WHAT THIS TASK INVOLVES
Wherever the word "førerens" appears in a line, copy that line.

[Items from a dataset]
★ ★ ★ ★ ★

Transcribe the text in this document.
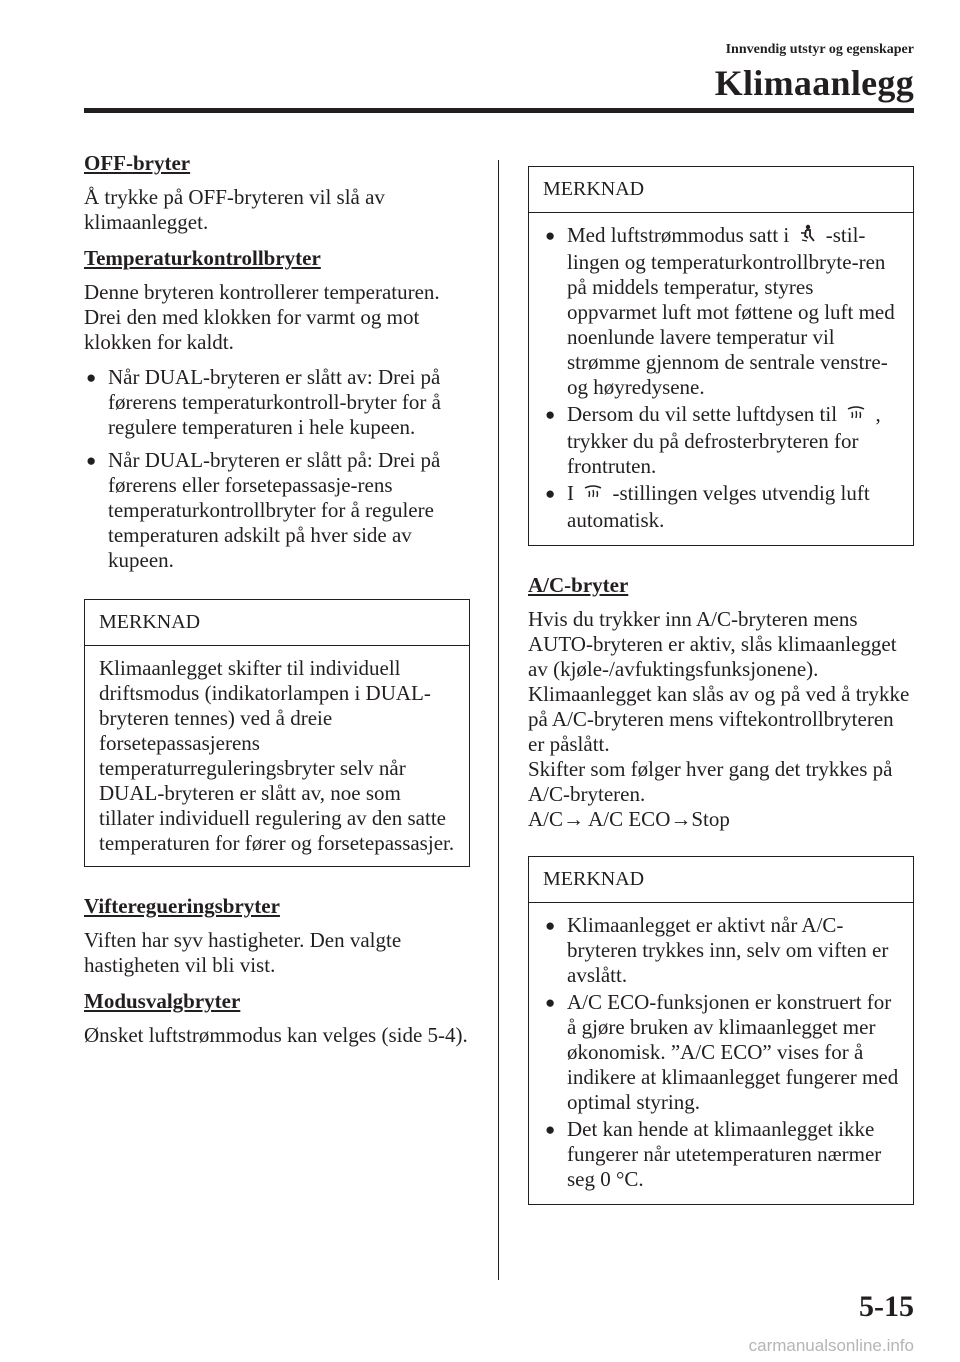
Innvendig utstyr og egenskaper
Klimaanlegg
OFF-bryter

Å trykke på OFF-bryteren vil slå av klimaanlegget.

Temperaturkontrollbryter

Denne bryteren kontrollerer temperaturen. Drei den med klokken for varmt og mot klokken for kaldt.

● Når DUAL-bryteren er slått av: Drei på førerens temperaturkontroll-bryter for å regulere temperaturen i hele kupeen.
● Når DUAL-bryteren er slått på: Drei på førerens eller forsetepassasje-rens temperaturkontrollbryter for å regulere temperaturen adskilt på hver side av kupeen.
MERKNAD
Klimaanlegget skifter til individuell driftsmodus (indikatorlampen i DUAL-bryteren tennes) ved å dreie forsetepassasjerens temperaturreguleringsbryter selv når DUAL-bryteren er slått av, noe som tillater individuell regulering av den satte temperaturen for fører og forsetepassasjer.
Vifteregueringsbryter

Viften har syv hastigheter. Den valgte hastigheten vil bli vist.

Modusvalgbryter

Ønsket luftstrømmodus kan velges (side 5-4).

MERKNAD
● Med luftstrømmodus satt i -stil-lingen og temperaturkontrollbryte-ren på middels temperatur, styres oppvarmet luft mot føttene og luft med noenlunde lavere temperatur vil strømme gjennom de sentrale venstre- og høyredysene.
● Dersom du vil sette luftdysen til , trykker du på defrosterbryteren for frontruten.
● I -stillingen velges utvendig luft automatisk.
A/C-bryter

Hvis du trykker inn A/C-bryteren mens AUTO-bryteren er aktiv, slås klimaanlegget av (kjøle-/avfuktingsfunksjonene).

Klimaanlegget kan slås av og på ved å trykke på A/C-bryteren mens viftekontrollbryteren er påslått.

Skifter som følger hver gang det trykkes på A/C-bryteren.

A/C→ A/C ECO→Stop

MERKNAD
● Klimaanlegget er aktivt når A/C-bryteren trykkes inn, selv om viften er avslått.
● A/C ECO-funksjonen er konstruert for å gjøre bruken av klimaanlegget mer økonomisk. ”A/C ECO” vises for å indikere at klimaanlegget fungerer med optimal styring.
● Det kan hende at klimaanlegget ikke fungerer når utetemperaturen nærmer seg 0 °C.
5-15
carmanualsonline.info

★ ★ ★ ★ ★

REPLY TO THE TASK
● Når DUAL-bryteren er slått av: Drei på førerens temperaturkontroll-bryter for å regulere temperaturen i hele kupeen.
● Når DUAL-bryteren er slått på: Drei på førerens eller forsetepassasje-rens temperaturkontrollbryter for å regulere temperaturen adskilt på hver side av kupeen.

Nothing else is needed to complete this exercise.